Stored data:
[START]

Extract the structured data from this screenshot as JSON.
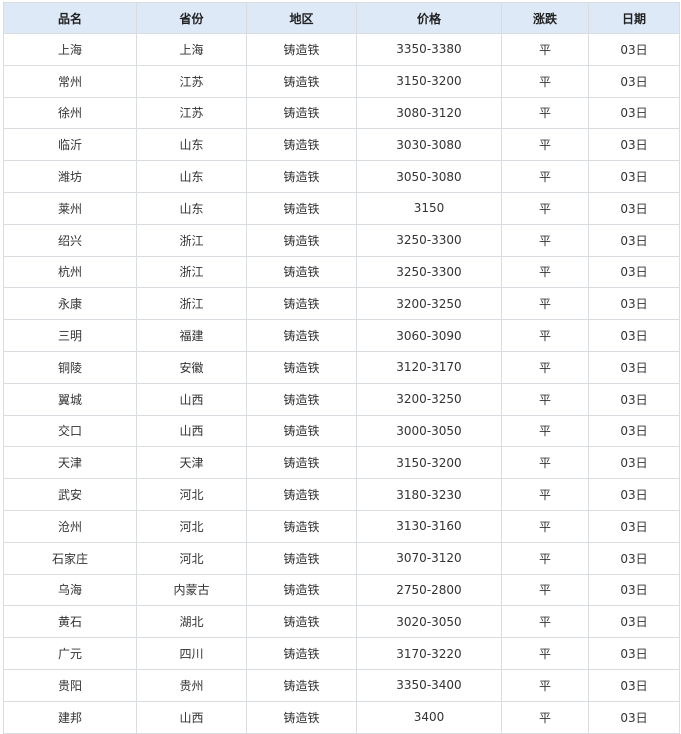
{
  "table": {
    "headers": [
      "品名",
      "省份",
      "地区",
      "价格",
      "涨跌",
      "日期"
    ],
    "rows": [
      [
        "上海",
        "上海",
        "铸造铁",
        "3350-3380",
        "平",
        "03日"
      ],
      [
        "常州",
        "江苏",
        "铸造铁",
        "3150-3200",
        "平",
        "03日"
      ],
      [
        "徐州",
        "江苏",
        "铸造铁",
        "3080-3120",
        "平",
        "03日"
      ],
      [
        "临沂",
        "山东",
        "铸造铁",
        "3030-3080",
        "平",
        "03日"
      ],
      [
        "潍坊",
        "山东",
        "铸造铁",
        "3050-3080",
        "平",
        "03日"
      ],
      [
        "莱州",
        "山东",
        "铸造铁",
        "3150",
        "平",
        "03日"
      ],
      [
        "绍兴",
        "浙江",
        "铸造铁",
        "3250-3300",
        "平",
        "03日"
      ],
      [
        "杭州",
        "浙江",
        "铸造铁",
        "3250-3300",
        "平",
        "03日"
      ],
      [
        "永康",
        "浙江",
        "铸造铁",
        "3200-3250",
        "平",
        "03日"
      ],
      [
        "三明",
        "福建",
        "铸造铁",
        "3060-3090",
        "平",
        "03日"
      ],
      [
        "铜陵",
        "安徽",
        "铸造铁",
        "3120-3170",
        "平",
        "03日"
      ],
      [
        "翼城",
        "山西",
        "铸造铁",
        "3200-3250",
        "平",
        "03日"
      ],
      [
        "交口",
        "山西",
        "铸造铁",
        "3000-3050",
        "平",
        "03日"
      ],
      [
        "天津",
        "天津",
        "铸造铁",
        "3150-3200",
        "平",
        "03日"
      ],
      [
        "武安",
        "河北",
        "铸造铁",
        "3180-3230",
        "平",
        "03日"
      ],
      [
        "沧州",
        "河北",
        "铸造铁",
        "3130-3160",
        "平",
        "03日"
      ],
      [
        "石家庄",
        "河北",
        "铸造铁",
        "3070-3120",
        "平",
        "03日"
      ],
      [
        "乌海",
        "内蒙古",
        "铸造铁",
        "2750-2800",
        "平",
        "03日"
      ],
      [
        "黄石",
        "湖北",
        "铸造铁",
        "3020-3050",
        "平",
        "03日"
      ],
      [
        "广元",
        "四川",
        "铸造铁",
        "3170-3220",
        "平",
        "03日"
      ],
      [
        "贵阳",
        "贵州",
        "铸造铁",
        "3350-3400",
        "平",
        "03日"
      ],
      [
        "建邦",
        "山西",
        "铸造铁",
        "3400",
        "平",
        "03日"
      ]
    ]
  },
  "colors": {
    "header_bg": "#dde9f7",
    "border": "#d9dde2",
    "text": "#333333"
  }
}
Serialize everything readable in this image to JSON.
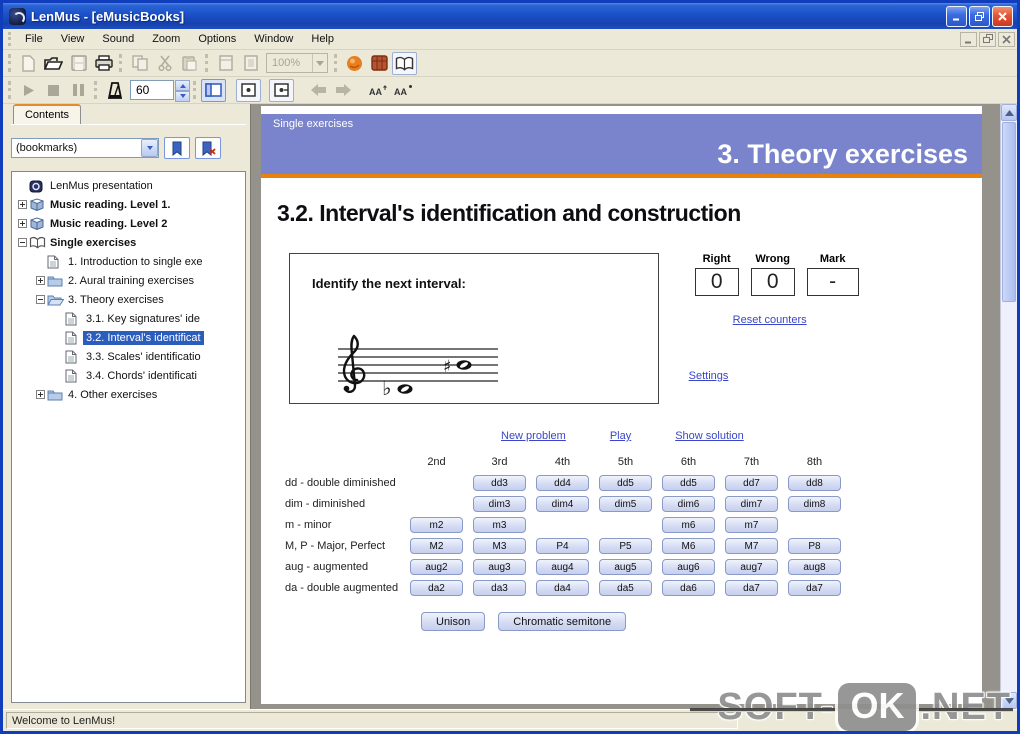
{
  "window": {
    "title": "LenMus - [eMusicBooks]"
  },
  "menu": {
    "items": [
      "File",
      "View",
      "Sound",
      "Zoom",
      "Options",
      "Window",
      "Help"
    ]
  },
  "toolbar": {
    "zoom_value": "100%",
    "tempo_value": "60",
    "icons_row1": [
      "new-document-icon",
      "open-folder-icon",
      "save-icon",
      "print-icon",
      "copy-icon",
      "cut-icon",
      "paste-icon",
      "page-setup-icon",
      "print-preview-icon",
      "midi-sound-icon",
      "instrument-icon",
      "music-book-icon"
    ],
    "icons_row2": [
      "play-icon",
      "stop-icon",
      "pause-icon",
      "metronome-icon",
      "toggle-sidebar-icon",
      "page-dot-icon",
      "page-dot-icon",
      "back-arrow-icon",
      "forward-arrow-icon",
      "font-increase-icon",
      "font-decrease-icon"
    ]
  },
  "sidebar": {
    "tab": "Contents",
    "bookmarks_value": "(bookmarks)",
    "tree": [
      {
        "label": "LenMus presentation",
        "icon": "presentation-book-icon",
        "level": 0,
        "bold": false,
        "expander": "none",
        "selected": false
      },
      {
        "label": "Music reading. Level 1.",
        "icon": "closed-book-icon",
        "level": 0,
        "bold": true,
        "expander": "plus",
        "selected": false
      },
      {
        "label": "Music reading. Level 2",
        "icon": "closed-book-icon",
        "level": 0,
        "bold": true,
        "expander": "plus",
        "selected": false
      },
      {
        "label": "Single exercises",
        "icon": "open-book-icon",
        "level": 0,
        "bold": true,
        "expander": "minus",
        "selected": false
      },
      {
        "label": "1. Introduction to single exe",
        "icon": "page-icon",
        "level": 1,
        "bold": false,
        "expander": "none",
        "selected": false
      },
      {
        "label": "2. Aural training exercises",
        "icon": "folder-icon",
        "level": 1,
        "bold": false,
        "expander": "plus",
        "selected": false
      },
      {
        "label": "3. Theory exercises",
        "icon": "folder-open-icon",
        "level": 1,
        "bold": false,
        "expander": "minus",
        "selected": false
      },
      {
        "label": "3.1. Key signatures' ide",
        "icon": "page-icon",
        "level": 2,
        "bold": false,
        "expander": "none",
        "selected": false
      },
      {
        "label": "3.2. Interval's identificat",
        "icon": "page-icon",
        "level": 2,
        "bold": false,
        "expander": "none",
        "selected": true
      },
      {
        "label": "3.3. Scales' identificatio",
        "icon": "page-icon",
        "level": 2,
        "bold": false,
        "expander": "none",
        "selected": false
      },
      {
        "label": "3.4. Chords' identificati",
        "icon": "page-icon",
        "level": 2,
        "bold": false,
        "expander": "none",
        "selected": false
      },
      {
        "label": "4. Other exercises",
        "icon": "folder-icon",
        "level": 1,
        "bold": false,
        "expander": "plus",
        "selected": false
      }
    ]
  },
  "content": {
    "breadcrumb": "Single exercises",
    "banner_title": "3. Theory exercises",
    "heading": "3.2. Interval's identification and construction",
    "banner_color": "#7a84cc",
    "rule_color": "#e8820c",
    "exercise": {
      "prompt": "Identify the next interval:",
      "accidental_flat": "♭",
      "accidental_sharp": "♯",
      "counters": {
        "right_label": "Right",
        "wrong_label": "Wrong",
        "mark_label": "Mark",
        "right_value": "0",
        "wrong_value": "0",
        "mark_value": "-"
      },
      "reset_link": "Reset counters",
      "settings_link": "Settings",
      "new_problem_link": "New problem",
      "play_link": "Play",
      "show_solution_link": "Show solution"
    },
    "intervals": {
      "columns": [
        "2nd",
        "3rd",
        "4th",
        "5th",
        "6th",
        "7th",
        "8th"
      ],
      "rows": [
        {
          "label": "dd - double diminished",
          "buttons": [
            {
              "col": 1,
              "label": "dd3"
            },
            {
              "col": 2,
              "label": "dd4"
            },
            {
              "col": 3,
              "label": "dd5"
            },
            {
              "col": 4,
              "label": "dd5"
            },
            {
              "col": 5,
              "label": "dd7"
            },
            {
              "col": 6,
              "label": "dd8"
            }
          ]
        },
        {
          "label": "dim - diminished",
          "buttons": [
            {
              "col": 1,
              "label": "dim3"
            },
            {
              "col": 2,
              "label": "dim4"
            },
            {
              "col": 3,
              "label": "dim5"
            },
            {
              "col": 4,
              "label": "dim6"
            },
            {
              "col": 5,
              "label": "dim7"
            },
            {
              "col": 6,
              "label": "dim8"
            }
          ]
        },
        {
          "label": "m - minor",
          "buttons": [
            {
              "col": 0,
              "label": "m2"
            },
            {
              "col": 1,
              "label": "m3"
            },
            {
              "col": 4,
              "label": "m6"
            },
            {
              "col": 5,
              "label": "m7"
            }
          ]
        },
        {
          "label": "M, P - Major, Perfect",
          "buttons": [
            {
              "col": 0,
              "label": "M2"
            },
            {
              "col": 1,
              "label": "M3"
            },
            {
              "col": 2,
              "label": "P4"
            },
            {
              "col": 3,
              "label": "P5"
            },
            {
              "col": 4,
              "label": "M6"
            },
            {
              "col": 5,
              "label": "M7"
            },
            {
              "col": 6,
              "label": "P8"
            }
          ]
        },
        {
          "label": "aug - augmented",
          "buttons": [
            {
              "col": 0,
              "label": "aug2"
            },
            {
              "col": 1,
              "label": "aug3"
            },
            {
              "col": 2,
              "label": "aug4"
            },
            {
              "col": 3,
              "label": "aug5"
            },
            {
              "col": 4,
              "label": "aug6"
            },
            {
              "col": 5,
              "label": "aug7"
            },
            {
              "col": 6,
              "label": "aug8"
            }
          ]
        },
        {
          "label": "da - double augmented",
          "buttons": [
            {
              "col": 0,
              "label": "da2"
            },
            {
              "col": 1,
              "label": "da3"
            },
            {
              "col": 2,
              "label": "da4"
            },
            {
              "col": 3,
              "label": "da5"
            },
            {
              "col": 4,
              "label": "da6"
            },
            {
              "col": 5,
              "label": "da7"
            },
            {
              "col": 6,
              "label": "da7"
            }
          ]
        }
      ],
      "special": [
        "Unison",
        "Chromatic semitone"
      ]
    }
  },
  "statusbar": {
    "text": "Welcome to LenMus!"
  },
  "watermark": {
    "part1": "SOFT-",
    "part2": "OK",
    "part3": ".NET"
  }
}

[END]

Take every line that includes the string "Theory" and copy it.

__Worked solution__
        "label": "3. Theory exercises",
    "banner_title": "3. Theory exercises",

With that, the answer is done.